→ **What the exercise asks**
Set down every entry word for word. Omit the pictures.

[Dataset records on visual material]
******

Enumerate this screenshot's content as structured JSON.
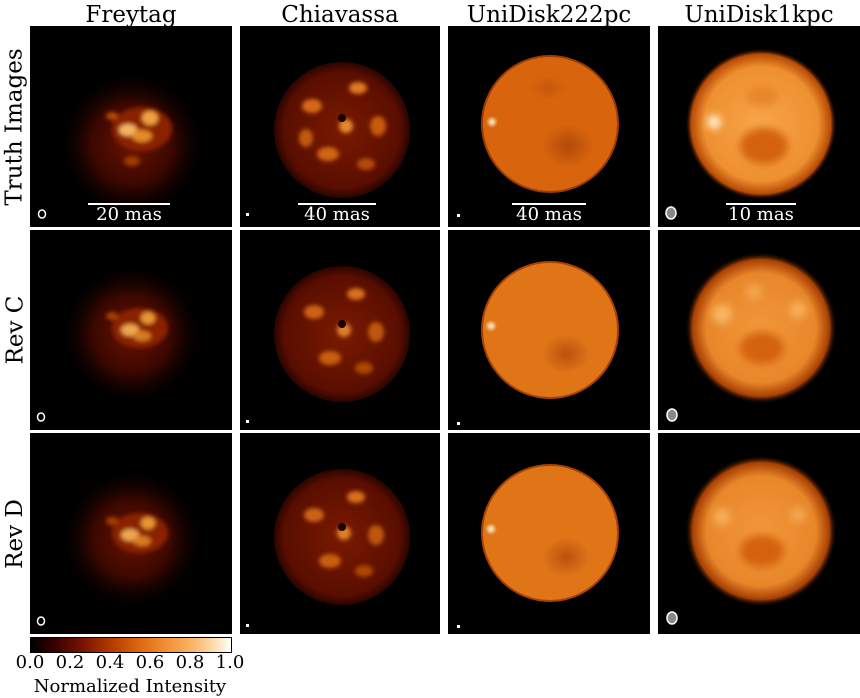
{
  "columns": [
    "Freytag",
    "Chiavassa",
    "UniDisk222pc",
    "UniDisk1kpc"
  ],
  "rows": [
    "Truth Images",
    "Rev C",
    "Rev D"
  ],
  "scale_bars": [
    "20 mas",
    "40 mas",
    "40 mas",
    "10 mas"
  ],
  "colorbar": {
    "label": "Normalized Intensity",
    "ticks": [
      "0.0",
      "0.2",
      "0.4",
      "0.6",
      "0.8",
      "1.0"
    ],
    "colormap": "afmhot",
    "range": [
      0.0,
      1.0
    ]
  }
}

******

→ **In response**
Enumerate this screenshot's content as structured JSON.
{
  "columns": [
    "Freytag",
    "Chiavassa",
    "UniDisk222pc",
    "UniDisk1kpc"
  ],
  "rows": [
    "Truth Images",
    "Rev C",
    "Rev D"
  ],
  "scale_bars": [
    "20 mas",
    "40 mas",
    "40 mas",
    "10 mas"
  ],
  "colorbar": {
    "label": "Normalized Intensity",
    "ticks": [
      "0.0",
      "0.2",
      "0.4",
      "0.6",
      "0.8",
      "1.0"
    ],
    "colormap": "afmhot",
    "range": [
      0.0,
      1.0
    ]
  }
}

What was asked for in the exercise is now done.